* [Stated goal]:
Each line below must be set down exactly; omit any image you find.

— Start Given information —

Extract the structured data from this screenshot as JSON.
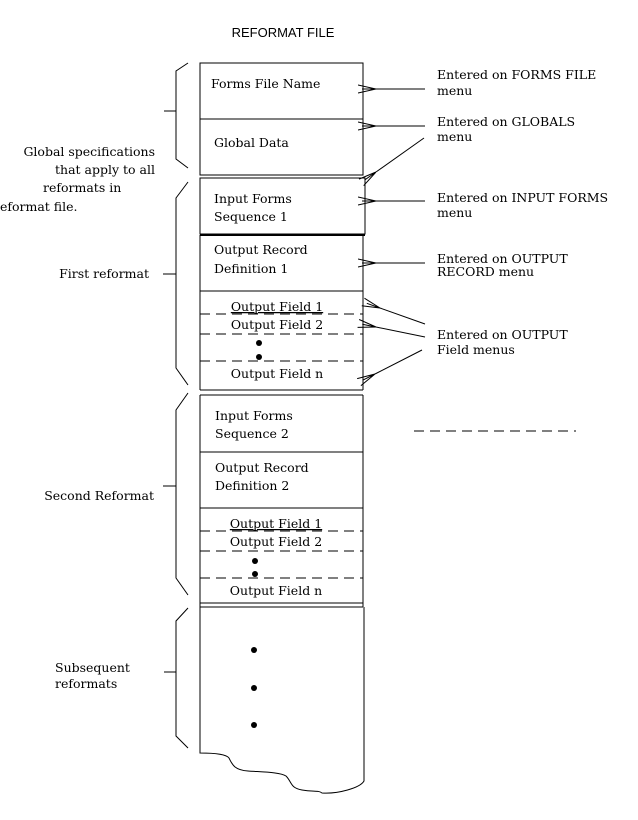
{
  "title": "REFORMAT FILE",
  "boxes": {
    "forms_file_name": "Forms File Name",
    "global_data": "Global Data",
    "input_forms_1": [
      "Input Forms",
      "Sequence 1"
    ],
    "output_record_1": [
      "Output Record",
      "Definition 1"
    ],
    "output_fields_1": [
      "Output Field 1",
      "Output Field 2",
      "Output Field n"
    ],
    "input_forms_2": [
      "Input Forms",
      "Sequence 2"
    ],
    "output_record_2": [
      "Output Record",
      "Definition 2"
    ],
    "output_fields_2": [
      "Output Field 1",
      "Output Field 2",
      "Output Field n"
    ]
  },
  "left_labels": {
    "global": [
      "Global specifications",
      "that apply to all",
      "reformats in",
      "reformat file."
    ],
    "first": "First reformat",
    "second": "Second Reformat",
    "subsequent": [
      "Subsequent",
      "reformats"
    ]
  },
  "right_labels": {
    "forms_file": [
      "Entered on FORMS FILE",
      "menu"
    ],
    "globals": [
      "Entered on GLOBALS",
      "menu"
    ],
    "input_forms": [
      "Entered on INPUT FORMS",
      "menu"
    ],
    "output_record": [
      "Entered on OUTPUT",
      "RECORD menu"
    ],
    "output_field": [
      "Entered on OUTPUT",
      "Field menus"
    ]
  }
}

— End Given information —

* [Output of the exercise]:
Extract the structured data from this screenshot as JSON.
{
  "title": "REFORMAT FILE",
  "boxes": {
    "forms_file_name": "Forms File Name",
    "global_data": "Global Data",
    "input_forms_1": [
      "Input Forms",
      "Sequence 1"
    ],
    "output_record_1": [
      "Output Record",
      "Definition 1"
    ],
    "output_fields_1": [
      "Output Field 1",
      "Output Field 2",
      "Output Field n"
    ],
    "input_forms_2": [
      "Input Forms",
      "Sequence 2"
    ],
    "output_record_2": [
      "Output Record",
      "Definition 2"
    ],
    "output_fields_2": [
      "Output Field 1",
      "Output Field 2",
      "Output Field n"
    ]
  },
  "left_labels": {
    "global": [
      "Global specifications",
      "that apply to all",
      "reformats in",
      "reformat file."
    ],
    "first": "First reformat",
    "second": "Second Reformat",
    "subsequent": [
      "Subsequent",
      "reformats"
    ]
  },
  "right_labels": {
    "forms_file": [
      "Entered on FORMS FILE",
      "menu"
    ],
    "globals": [
      "Entered on GLOBALS",
      "menu"
    ],
    "input_forms": [
      "Entered on INPUT FORMS",
      "menu"
    ],
    "output_record": [
      "Entered on OUTPUT",
      "RECORD menu"
    ],
    "output_field": [
      "Entered on OUTPUT",
      "Field menus"
    ]
  }
}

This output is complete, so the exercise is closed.